╭─ DATA SHOWN

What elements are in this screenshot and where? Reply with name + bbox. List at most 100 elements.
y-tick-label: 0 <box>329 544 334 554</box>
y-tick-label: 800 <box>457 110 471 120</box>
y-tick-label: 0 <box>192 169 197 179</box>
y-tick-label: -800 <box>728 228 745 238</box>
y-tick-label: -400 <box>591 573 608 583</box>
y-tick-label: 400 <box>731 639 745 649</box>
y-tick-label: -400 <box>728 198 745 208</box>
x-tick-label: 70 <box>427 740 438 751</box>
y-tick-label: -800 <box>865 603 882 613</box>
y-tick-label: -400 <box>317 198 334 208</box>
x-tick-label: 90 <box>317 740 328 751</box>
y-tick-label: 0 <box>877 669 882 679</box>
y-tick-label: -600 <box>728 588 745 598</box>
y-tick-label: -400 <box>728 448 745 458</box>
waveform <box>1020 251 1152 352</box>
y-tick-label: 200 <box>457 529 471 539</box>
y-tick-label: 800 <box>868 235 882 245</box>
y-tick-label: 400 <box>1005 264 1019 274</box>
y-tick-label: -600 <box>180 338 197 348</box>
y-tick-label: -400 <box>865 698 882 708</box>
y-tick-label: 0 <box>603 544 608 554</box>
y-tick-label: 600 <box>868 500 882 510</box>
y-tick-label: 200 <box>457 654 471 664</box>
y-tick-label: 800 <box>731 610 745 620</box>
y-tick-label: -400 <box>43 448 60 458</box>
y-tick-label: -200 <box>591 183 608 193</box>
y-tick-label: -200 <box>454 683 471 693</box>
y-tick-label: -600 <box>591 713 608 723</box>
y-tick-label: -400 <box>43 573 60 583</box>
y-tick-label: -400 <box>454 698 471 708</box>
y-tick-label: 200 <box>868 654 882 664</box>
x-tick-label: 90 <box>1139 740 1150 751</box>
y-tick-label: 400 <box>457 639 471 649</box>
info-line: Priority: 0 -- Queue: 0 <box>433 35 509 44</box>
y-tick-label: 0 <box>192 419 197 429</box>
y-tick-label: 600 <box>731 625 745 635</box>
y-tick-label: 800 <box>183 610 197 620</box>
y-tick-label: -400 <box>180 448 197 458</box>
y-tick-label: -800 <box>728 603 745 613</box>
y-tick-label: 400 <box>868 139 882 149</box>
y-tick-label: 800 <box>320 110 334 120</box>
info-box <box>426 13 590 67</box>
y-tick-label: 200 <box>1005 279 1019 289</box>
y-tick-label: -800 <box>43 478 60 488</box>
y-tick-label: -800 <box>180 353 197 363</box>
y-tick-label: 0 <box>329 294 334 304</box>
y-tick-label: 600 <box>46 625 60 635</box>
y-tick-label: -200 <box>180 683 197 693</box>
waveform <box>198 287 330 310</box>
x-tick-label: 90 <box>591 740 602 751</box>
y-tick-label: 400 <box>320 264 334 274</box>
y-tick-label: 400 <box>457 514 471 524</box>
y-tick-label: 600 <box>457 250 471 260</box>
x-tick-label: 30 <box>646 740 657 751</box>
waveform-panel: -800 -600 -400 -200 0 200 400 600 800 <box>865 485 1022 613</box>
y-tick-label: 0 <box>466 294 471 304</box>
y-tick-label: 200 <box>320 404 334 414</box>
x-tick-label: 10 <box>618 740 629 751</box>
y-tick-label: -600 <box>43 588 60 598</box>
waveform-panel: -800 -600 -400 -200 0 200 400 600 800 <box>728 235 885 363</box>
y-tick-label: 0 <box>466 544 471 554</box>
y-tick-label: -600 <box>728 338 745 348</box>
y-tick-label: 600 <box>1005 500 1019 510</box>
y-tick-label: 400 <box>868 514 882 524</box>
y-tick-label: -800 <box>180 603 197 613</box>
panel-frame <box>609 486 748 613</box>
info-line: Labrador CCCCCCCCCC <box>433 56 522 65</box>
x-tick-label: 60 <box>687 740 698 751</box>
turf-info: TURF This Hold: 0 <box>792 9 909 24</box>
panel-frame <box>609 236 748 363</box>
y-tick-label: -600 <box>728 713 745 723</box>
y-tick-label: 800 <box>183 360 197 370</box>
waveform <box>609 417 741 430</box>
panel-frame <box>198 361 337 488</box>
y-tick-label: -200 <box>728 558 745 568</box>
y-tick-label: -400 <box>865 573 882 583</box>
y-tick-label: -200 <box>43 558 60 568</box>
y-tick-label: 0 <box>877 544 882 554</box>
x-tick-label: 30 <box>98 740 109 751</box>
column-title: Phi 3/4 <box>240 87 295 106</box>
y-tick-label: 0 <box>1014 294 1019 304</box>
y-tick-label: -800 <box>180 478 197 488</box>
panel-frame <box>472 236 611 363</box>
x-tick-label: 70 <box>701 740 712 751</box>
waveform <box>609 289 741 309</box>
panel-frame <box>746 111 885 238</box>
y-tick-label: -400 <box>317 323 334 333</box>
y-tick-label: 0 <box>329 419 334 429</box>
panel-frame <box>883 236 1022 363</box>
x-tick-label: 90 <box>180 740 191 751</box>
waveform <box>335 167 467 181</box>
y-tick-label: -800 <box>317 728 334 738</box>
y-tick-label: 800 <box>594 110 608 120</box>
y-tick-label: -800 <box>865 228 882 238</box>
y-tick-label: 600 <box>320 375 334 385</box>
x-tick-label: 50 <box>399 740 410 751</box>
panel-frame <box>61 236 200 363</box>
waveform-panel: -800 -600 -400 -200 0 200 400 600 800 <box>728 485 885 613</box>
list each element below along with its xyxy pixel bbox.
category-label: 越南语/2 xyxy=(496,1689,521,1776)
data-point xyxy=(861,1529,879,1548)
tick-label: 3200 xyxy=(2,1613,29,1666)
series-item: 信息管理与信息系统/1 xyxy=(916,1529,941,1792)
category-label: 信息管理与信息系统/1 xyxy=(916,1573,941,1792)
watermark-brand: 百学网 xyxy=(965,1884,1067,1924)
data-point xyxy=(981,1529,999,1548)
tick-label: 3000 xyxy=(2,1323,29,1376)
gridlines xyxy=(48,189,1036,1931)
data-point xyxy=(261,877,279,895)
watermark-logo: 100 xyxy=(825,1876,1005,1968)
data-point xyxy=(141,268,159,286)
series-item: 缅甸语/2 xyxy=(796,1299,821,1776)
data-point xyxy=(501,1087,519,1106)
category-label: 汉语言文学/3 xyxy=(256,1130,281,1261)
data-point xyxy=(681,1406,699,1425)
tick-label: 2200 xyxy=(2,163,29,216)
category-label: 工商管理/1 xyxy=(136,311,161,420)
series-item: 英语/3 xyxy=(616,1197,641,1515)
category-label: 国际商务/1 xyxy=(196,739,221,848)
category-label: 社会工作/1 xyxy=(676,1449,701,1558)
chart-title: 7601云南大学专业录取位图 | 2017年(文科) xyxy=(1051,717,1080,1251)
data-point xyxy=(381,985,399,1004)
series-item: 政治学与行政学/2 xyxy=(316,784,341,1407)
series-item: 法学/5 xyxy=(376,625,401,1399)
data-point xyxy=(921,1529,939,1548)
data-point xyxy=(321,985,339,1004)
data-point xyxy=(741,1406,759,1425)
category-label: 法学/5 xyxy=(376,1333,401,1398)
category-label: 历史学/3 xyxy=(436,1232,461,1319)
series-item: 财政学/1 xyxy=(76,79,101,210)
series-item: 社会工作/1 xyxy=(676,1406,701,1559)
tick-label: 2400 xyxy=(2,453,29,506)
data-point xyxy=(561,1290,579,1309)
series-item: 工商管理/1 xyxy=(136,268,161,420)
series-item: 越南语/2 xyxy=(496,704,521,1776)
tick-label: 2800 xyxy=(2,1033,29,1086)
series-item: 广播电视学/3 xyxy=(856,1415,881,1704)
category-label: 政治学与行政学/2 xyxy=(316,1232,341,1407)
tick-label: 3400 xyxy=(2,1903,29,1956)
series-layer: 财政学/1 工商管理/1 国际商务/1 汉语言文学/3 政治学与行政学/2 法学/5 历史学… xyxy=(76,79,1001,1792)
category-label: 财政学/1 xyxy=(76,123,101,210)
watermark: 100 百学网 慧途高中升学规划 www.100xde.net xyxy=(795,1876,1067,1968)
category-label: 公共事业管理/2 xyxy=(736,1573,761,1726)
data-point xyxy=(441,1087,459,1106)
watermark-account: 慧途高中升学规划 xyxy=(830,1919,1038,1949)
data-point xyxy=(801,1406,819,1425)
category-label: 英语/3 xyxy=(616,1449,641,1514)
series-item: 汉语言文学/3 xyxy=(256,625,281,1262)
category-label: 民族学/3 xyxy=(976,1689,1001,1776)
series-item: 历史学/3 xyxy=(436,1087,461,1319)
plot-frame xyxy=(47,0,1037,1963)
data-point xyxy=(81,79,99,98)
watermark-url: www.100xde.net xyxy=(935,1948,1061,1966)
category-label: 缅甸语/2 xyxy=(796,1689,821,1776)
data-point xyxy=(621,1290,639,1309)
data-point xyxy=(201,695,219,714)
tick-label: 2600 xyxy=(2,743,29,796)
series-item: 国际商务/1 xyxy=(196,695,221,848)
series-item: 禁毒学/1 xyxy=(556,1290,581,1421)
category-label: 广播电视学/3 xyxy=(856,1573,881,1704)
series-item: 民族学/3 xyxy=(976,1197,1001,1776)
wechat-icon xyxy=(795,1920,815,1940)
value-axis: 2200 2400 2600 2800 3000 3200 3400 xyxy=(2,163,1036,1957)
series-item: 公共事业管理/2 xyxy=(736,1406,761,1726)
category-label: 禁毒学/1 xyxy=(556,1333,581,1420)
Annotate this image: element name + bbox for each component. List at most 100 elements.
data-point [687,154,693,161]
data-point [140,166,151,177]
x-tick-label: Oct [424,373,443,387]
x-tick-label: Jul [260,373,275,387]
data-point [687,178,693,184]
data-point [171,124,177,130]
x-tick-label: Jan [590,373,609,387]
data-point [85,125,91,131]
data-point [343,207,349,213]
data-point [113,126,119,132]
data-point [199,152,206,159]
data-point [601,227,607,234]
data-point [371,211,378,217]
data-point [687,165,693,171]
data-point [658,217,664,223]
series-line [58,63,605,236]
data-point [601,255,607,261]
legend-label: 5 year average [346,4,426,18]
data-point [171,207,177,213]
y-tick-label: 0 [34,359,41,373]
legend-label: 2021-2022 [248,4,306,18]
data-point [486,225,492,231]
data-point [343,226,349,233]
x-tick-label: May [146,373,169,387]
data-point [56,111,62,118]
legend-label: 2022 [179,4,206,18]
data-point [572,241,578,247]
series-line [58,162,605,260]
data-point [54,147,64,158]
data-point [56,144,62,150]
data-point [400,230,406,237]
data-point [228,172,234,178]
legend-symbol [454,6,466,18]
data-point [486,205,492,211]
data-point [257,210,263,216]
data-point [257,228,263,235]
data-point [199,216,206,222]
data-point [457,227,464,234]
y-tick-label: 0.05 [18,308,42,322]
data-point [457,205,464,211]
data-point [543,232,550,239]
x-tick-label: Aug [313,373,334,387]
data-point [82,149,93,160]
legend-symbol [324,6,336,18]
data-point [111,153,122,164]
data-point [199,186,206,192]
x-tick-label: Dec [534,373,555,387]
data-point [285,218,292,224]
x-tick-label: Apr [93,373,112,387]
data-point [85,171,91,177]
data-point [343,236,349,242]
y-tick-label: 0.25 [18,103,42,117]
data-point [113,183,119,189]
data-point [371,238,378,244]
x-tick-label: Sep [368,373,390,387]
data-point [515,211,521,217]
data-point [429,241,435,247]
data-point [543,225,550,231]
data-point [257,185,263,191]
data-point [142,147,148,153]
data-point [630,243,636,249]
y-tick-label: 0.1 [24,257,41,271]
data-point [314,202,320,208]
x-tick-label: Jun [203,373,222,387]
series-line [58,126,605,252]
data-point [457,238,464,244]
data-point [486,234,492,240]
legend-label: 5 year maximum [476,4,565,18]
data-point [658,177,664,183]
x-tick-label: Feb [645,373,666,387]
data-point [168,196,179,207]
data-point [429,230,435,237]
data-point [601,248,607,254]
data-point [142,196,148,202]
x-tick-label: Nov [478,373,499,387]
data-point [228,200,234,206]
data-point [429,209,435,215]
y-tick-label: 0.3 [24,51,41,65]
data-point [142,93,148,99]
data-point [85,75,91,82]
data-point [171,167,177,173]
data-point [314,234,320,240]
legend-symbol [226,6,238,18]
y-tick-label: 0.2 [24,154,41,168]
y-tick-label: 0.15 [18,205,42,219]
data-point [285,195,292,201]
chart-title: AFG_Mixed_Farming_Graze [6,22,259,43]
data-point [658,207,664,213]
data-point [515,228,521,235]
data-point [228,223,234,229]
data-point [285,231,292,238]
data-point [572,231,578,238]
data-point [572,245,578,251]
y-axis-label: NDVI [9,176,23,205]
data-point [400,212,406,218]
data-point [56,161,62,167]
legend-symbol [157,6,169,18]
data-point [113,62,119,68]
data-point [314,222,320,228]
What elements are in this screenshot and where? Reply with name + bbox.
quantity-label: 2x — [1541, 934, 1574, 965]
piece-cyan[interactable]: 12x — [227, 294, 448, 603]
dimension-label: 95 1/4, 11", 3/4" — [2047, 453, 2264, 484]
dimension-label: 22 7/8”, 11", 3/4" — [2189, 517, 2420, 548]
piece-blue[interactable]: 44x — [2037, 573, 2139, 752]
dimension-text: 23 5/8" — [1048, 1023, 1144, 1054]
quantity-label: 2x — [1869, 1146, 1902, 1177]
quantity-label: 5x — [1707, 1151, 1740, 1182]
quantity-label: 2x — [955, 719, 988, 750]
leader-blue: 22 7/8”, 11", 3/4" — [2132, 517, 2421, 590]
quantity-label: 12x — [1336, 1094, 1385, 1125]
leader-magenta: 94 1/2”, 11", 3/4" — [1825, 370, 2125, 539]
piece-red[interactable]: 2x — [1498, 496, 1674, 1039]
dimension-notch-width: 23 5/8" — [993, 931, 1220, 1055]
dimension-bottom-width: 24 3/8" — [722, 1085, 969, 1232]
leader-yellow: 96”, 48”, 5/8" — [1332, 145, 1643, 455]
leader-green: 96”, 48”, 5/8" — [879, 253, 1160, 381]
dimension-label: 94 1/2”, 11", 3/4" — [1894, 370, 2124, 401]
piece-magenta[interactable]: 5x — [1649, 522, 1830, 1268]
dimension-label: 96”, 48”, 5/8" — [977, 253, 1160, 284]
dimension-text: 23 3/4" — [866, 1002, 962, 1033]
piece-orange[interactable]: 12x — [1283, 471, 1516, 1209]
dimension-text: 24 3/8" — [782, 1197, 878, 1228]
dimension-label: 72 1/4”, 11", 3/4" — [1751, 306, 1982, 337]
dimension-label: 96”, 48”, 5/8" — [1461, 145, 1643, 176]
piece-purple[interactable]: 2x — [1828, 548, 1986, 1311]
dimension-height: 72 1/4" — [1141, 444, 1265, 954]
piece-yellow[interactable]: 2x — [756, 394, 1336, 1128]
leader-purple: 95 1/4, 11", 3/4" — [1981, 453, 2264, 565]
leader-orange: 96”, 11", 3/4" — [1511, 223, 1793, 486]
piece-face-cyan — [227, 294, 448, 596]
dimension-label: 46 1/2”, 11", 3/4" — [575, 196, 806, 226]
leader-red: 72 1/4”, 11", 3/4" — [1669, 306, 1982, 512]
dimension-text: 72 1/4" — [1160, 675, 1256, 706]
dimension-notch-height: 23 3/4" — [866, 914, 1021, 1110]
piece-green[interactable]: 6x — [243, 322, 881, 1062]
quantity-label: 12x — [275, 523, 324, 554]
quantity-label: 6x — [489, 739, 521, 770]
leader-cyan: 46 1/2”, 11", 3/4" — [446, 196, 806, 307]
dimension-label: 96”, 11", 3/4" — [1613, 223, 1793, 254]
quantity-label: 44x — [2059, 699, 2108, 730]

╰─

*REQUEST*
Return each line of the material that contains the string "quantity", matching its case exactly.

*EXERCISE RESPONSE*
quantity-label: 2x — [1541, 934, 1574, 965]
quantity-label: 2x — [1869, 1146, 1902, 1177]
quantity-label: 5x — [1707, 1151, 1740, 1182]
quantity-label: 2x — [955, 719, 988, 750]
quantity-label: 12x — [1336, 1094, 1385, 1125]
quantity-label: 12x — [275, 523, 324, 554]
quantity-label: 6x — [489, 739, 521, 770]
quantity-label: 44x — [2059, 699, 2108, 730]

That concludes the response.